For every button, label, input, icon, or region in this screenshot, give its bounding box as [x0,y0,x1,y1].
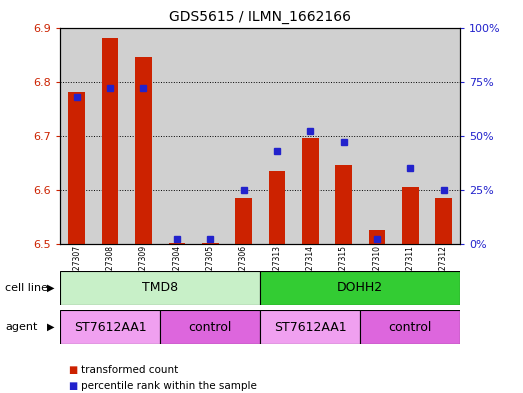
Text: ▶: ▶ [48,283,55,293]
Text: ▶: ▶ [48,322,55,332]
Text: cell line: cell line [5,283,48,293]
Bar [60,310,160,344]
Bar [360,310,460,344]
Bar [168,242,185,244]
Bar [394,28,427,244]
Bar [260,271,460,305]
Bar [202,242,219,244]
Bar [435,198,452,244]
Bar [260,310,360,344]
Bar [293,28,327,244]
Text: TMD8: TMD8 [142,281,178,294]
Bar [235,198,252,244]
Bar [268,171,285,244]
Bar [227,28,260,244]
Text: DOHH2: DOHH2 [337,281,383,294]
Bar [69,92,85,244]
Bar [160,28,194,244]
Bar [369,230,385,244]
Text: ST7612AA1: ST7612AA1 [274,321,347,334]
Text: percentile rank within the sample: percentile rank within the sample [81,381,257,391]
Text: control: control [389,321,432,334]
Text: transformed count: transformed count [81,365,178,375]
Bar [260,28,293,244]
Bar [135,57,152,244]
Bar [360,28,393,244]
Bar [302,138,319,244]
Text: ST7612AA1: ST7612AA1 [74,321,146,334]
Bar [160,310,260,344]
Text: ■: ■ [68,381,77,391]
Bar [60,271,260,305]
Text: agent: agent [5,322,38,332]
Text: control: control [188,321,232,334]
Bar [60,28,94,244]
Bar [427,28,460,244]
Bar [127,28,160,244]
Bar [194,28,227,244]
Title: GDS5615 / ILMN_1662166: GDS5615 / ILMN_1662166 [169,10,351,24]
Text: ■: ■ [68,365,77,375]
Bar [102,38,119,244]
Bar [327,28,360,244]
Bar [402,187,418,244]
Bar [335,165,352,244]
Bar [94,28,127,244]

== == ==

Exercise prompt -
Present every line of the records above as a numbered list, dropping any blank lines and leaving out the pictures.

Full solution -
1. For every button, label, input, icon, or region in this screenshot, give its bounding box as [x0,y0,x1,y1].
2. Text: ▶: ▶ [48,283,55,293]
3. Text: ▶: ▶ [48,322,55,332]
4. Text: cell line: cell line [5,283,48,293]
5. Bar [60,310,160,344]
6. Bar [360,310,460,344]
7. Bar [168,242,185,244]
8. Bar [394,28,427,244]
9. Bar [260,271,460,305]
10. Bar [202,242,219,244]
11. Bar [435,198,452,244]
12. Bar [260,310,360,344]
13. Bar [293,28,327,244]
14. Text: TMD8: TMD8 [142,281,178,294]
15. Bar [235,198,252,244]
16. Bar [268,171,285,244]
17. Bar [227,28,260,244]
18. Text: DOHH2: DOHH2 [337,281,383,294]
19. Bar [69,92,85,244]
20. Bar [160,28,194,244]
21. Bar [369,230,385,244]
22. Text: ST7612AA1: ST7612AA1 [274,321,347,334]
23. Text: percentile rank within the sample: percentile rank within the sample [81,381,257,391]
24. Text: control: control [389,321,432,334]
25. Text: transformed count: transformed count [81,365,178,375]
26. Bar [260,28,293,244]
27. Bar [135,57,152,244]
28. Bar [360,28,393,244]
29. Bar [302,138,319,244]
30. Text: ST7612AA1: ST7612AA1 [74,321,146,334]
31. Bar [160,310,260,344]
32. Text: ■: ■ [68,381,77,391]
33. Bar [60,271,260,305]
34. Text: agent: agent [5,322,38,332]
35. Text: control: control [188,321,232,334]
36. Bar [60,28,94,244]
37. Bar [427,28,460,244]
38. Bar [127,28,160,244]
39. Bar [194,28,227,244]
40. Title: GDS5615 / ILMN_1662166: GDS5615 / ILMN_1662166 [169,10,351,24]
41. Text: ■: ■ [68,365,77,375]
42. Bar [102,38,119,244]
43. Bar [327,28,360,244]
44. Bar [402,187,418,244]
45. Bar [335,165,352,244]
46. Bar [94,28,127,244]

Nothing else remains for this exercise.